### MATERIAL SUPPLIED
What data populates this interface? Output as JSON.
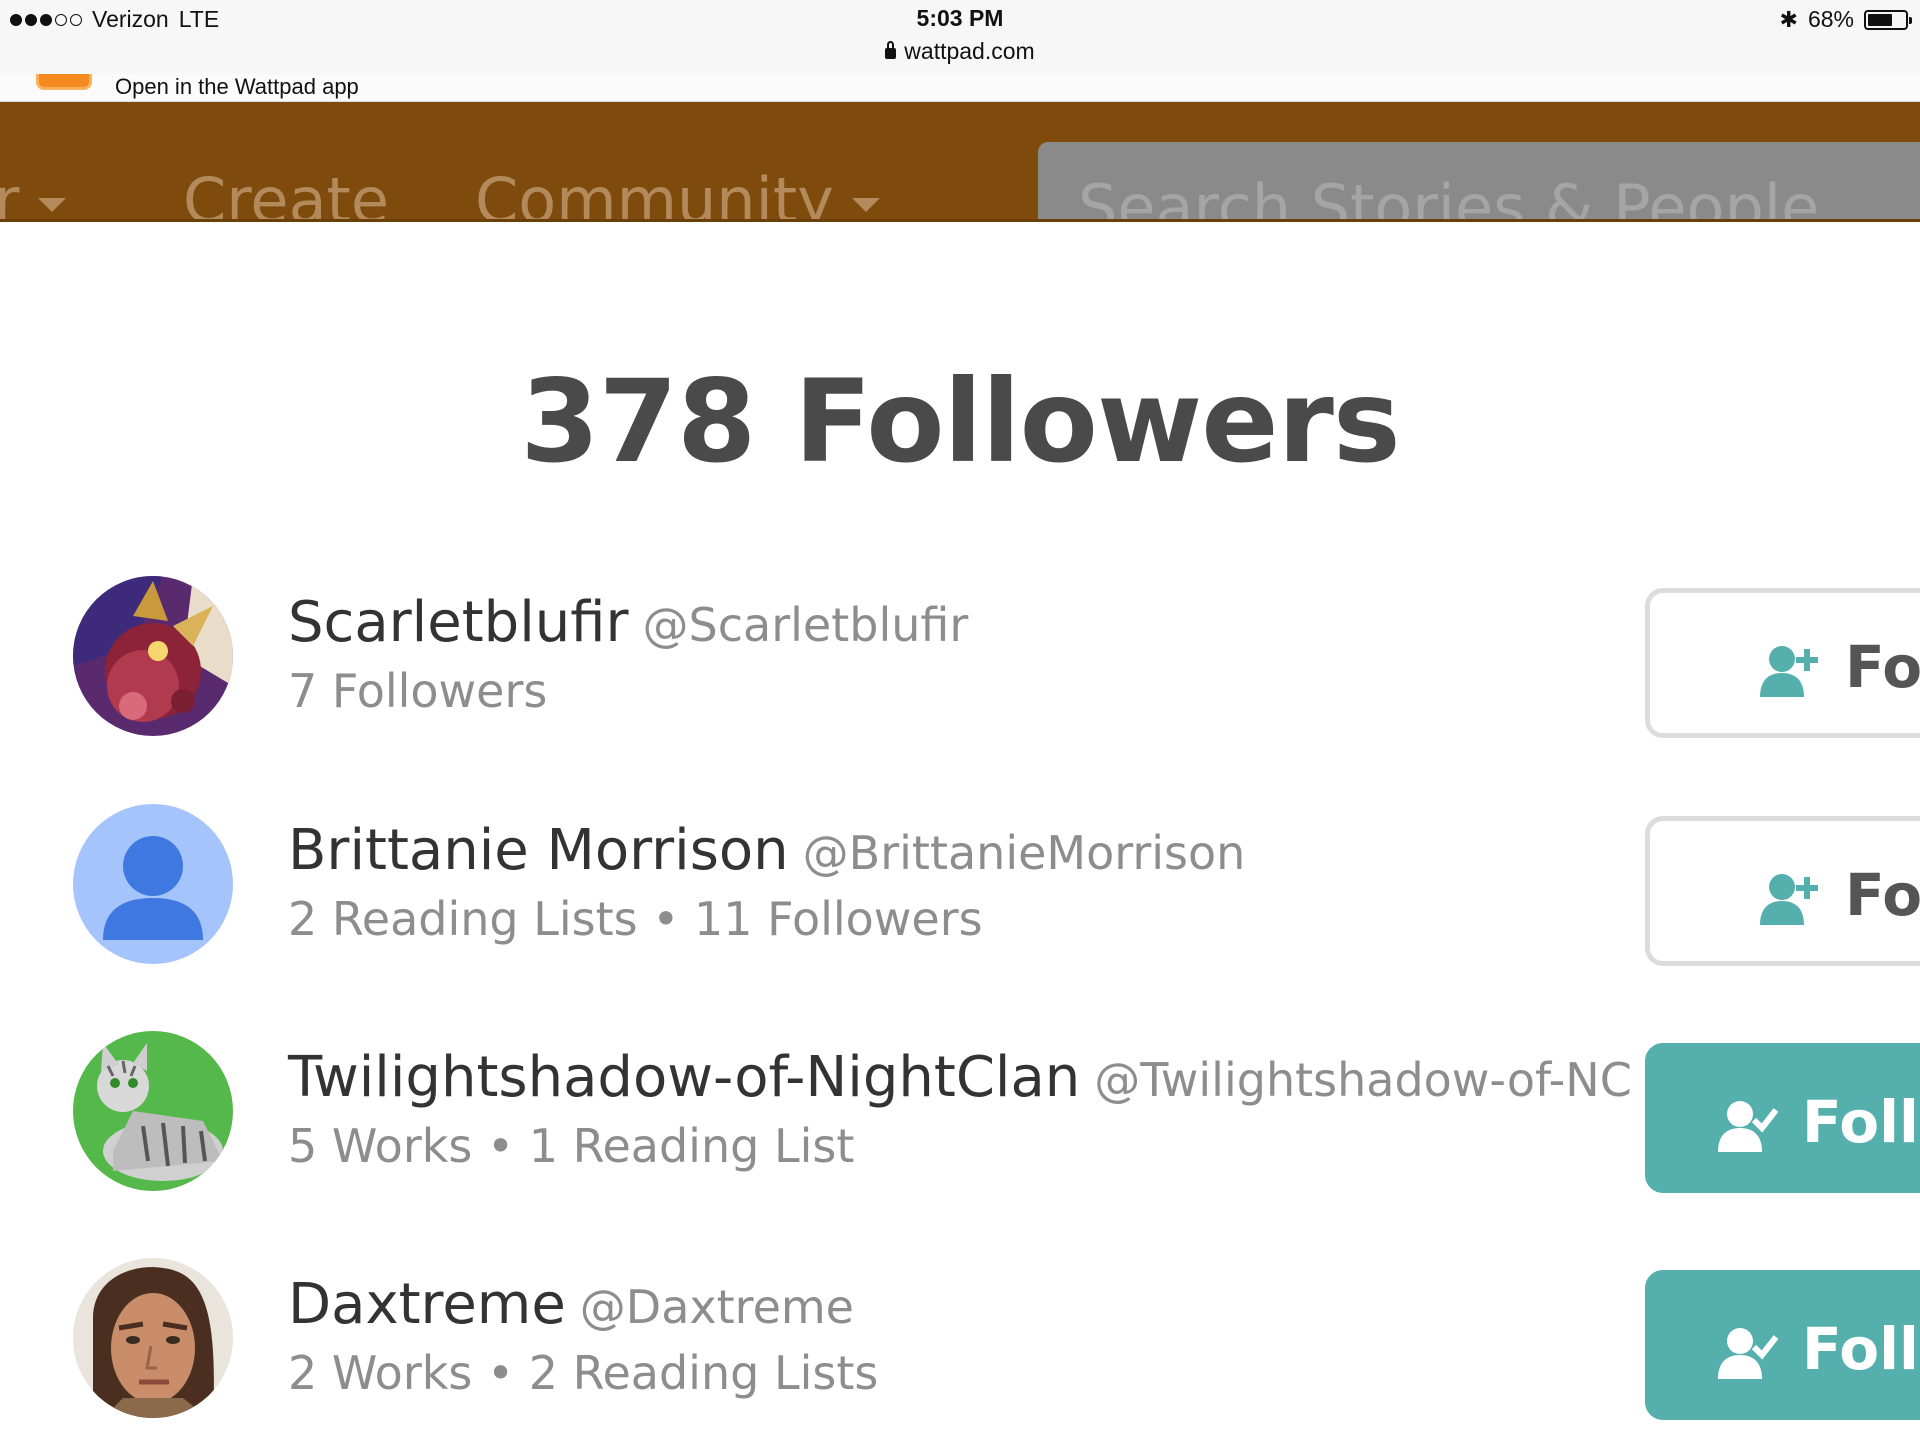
{
  "status_bar": {
    "carrier": "Verizon",
    "network": "LTE",
    "time": "5:03 PM",
    "url": "wattpad.com",
    "battery": "68%",
    "battery_level": 0.68
  },
  "app_banner": {
    "text": "Open in the Wattpad app"
  },
  "nav": {
    "partial_item": "r",
    "create": "Create",
    "community": "Community",
    "search_placeholder": "Search Stories & People"
  },
  "page": {
    "title": "378 Followers"
  },
  "followers": [
    {
      "name": "Scarletblufir",
      "handle": "@Scarletblufir",
      "stats": "7 Followers",
      "button_label": "Fol",
      "following": false
    },
    {
      "name": "Brittanie Morrison",
      "handle": "@BrittanieMorrison",
      "stats": "2 Reading Lists • 11 Followers",
      "button_label": "Fol",
      "following": false
    },
    {
      "name": "Twilightshadow-of-NightClan",
      "handle": "@Twilightshadow-of-NC",
      "stats": "5 Works • 1 Reading List",
      "button_label": "Follo",
      "following": true
    },
    {
      "name": "Daxtreme",
      "handle": "@Daxtreme",
      "stats": "2 Works • 2 Reading Lists",
      "button_label": "Follo",
      "following": true
    }
  ],
  "colors": {
    "nav_bg": "#7f4b0c",
    "follow_teal": "#55b0ad",
    "title_text": "#4a4a4a",
    "muted_text": "#8d8d8d"
  }
}
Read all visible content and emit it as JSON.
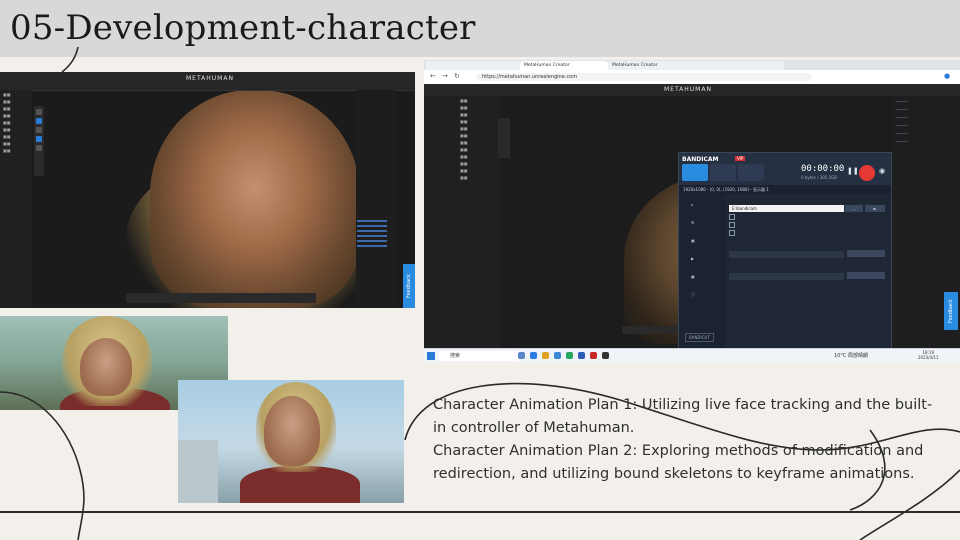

### GIVEN EXERCISE
Write out every record above exactly as it stands, but leave out the pictures.

### PROBLEM SOLUTION
What data populates this interface? Output as JSON.
{
  "status_bar": {
    "carrier": "Verizon",
    "network": "LTE",
    "time": "5:03 PM",
    "url": "wattpad.com",
    "battery": "68%",
    "battery_level": 0.68
  },
  "app_banner": {
    "text": "Open in the Wattpad app"
  },
  "nav": {
    "partial_item": "r",
    "create": "Create",
    "community": "Community",
    "search_placeholder": "Search Stories & People"
  },
  "page": {
    "title": "378 Followers"
  },
  "followers": [
    {
      "name": "Scarletblufir",
      "handle": "@Scarletblufir",
      "stats": "7 Followers",
      "button_label": "Fol",
      "following": false
    },
    {
      "name": "Brittanie Morrison",
      "handle": "@BrittanieMorrison",
      "stats": "2 Reading Lists • 11 Followers",
      "button_label": "Fol",
      "following": false
    },
    {
      "name": "Twilightshadow-of-NightClan",
      "handle": "@Twilightshadow-of-NC",
      "stats": "5 Works • 1 Reading List",
      "button_label": "Follo",
      "following": true
    },
    {
      "name": "Daxtreme",
      "handle": "@Daxtreme",
      "stats": "2 Works • 2 Reading Lists",
      "button_label": "Follo",
      "following": true
    }
  ],
  "colors": {
    "nav_bg": "#7f4b0c",
    "follow_teal": "#55b0ad",
    "title_text": "#4a4a4a",
    "muted_text": "#8d8d8d"
  }
}
Read all visible content and emit it as JSON.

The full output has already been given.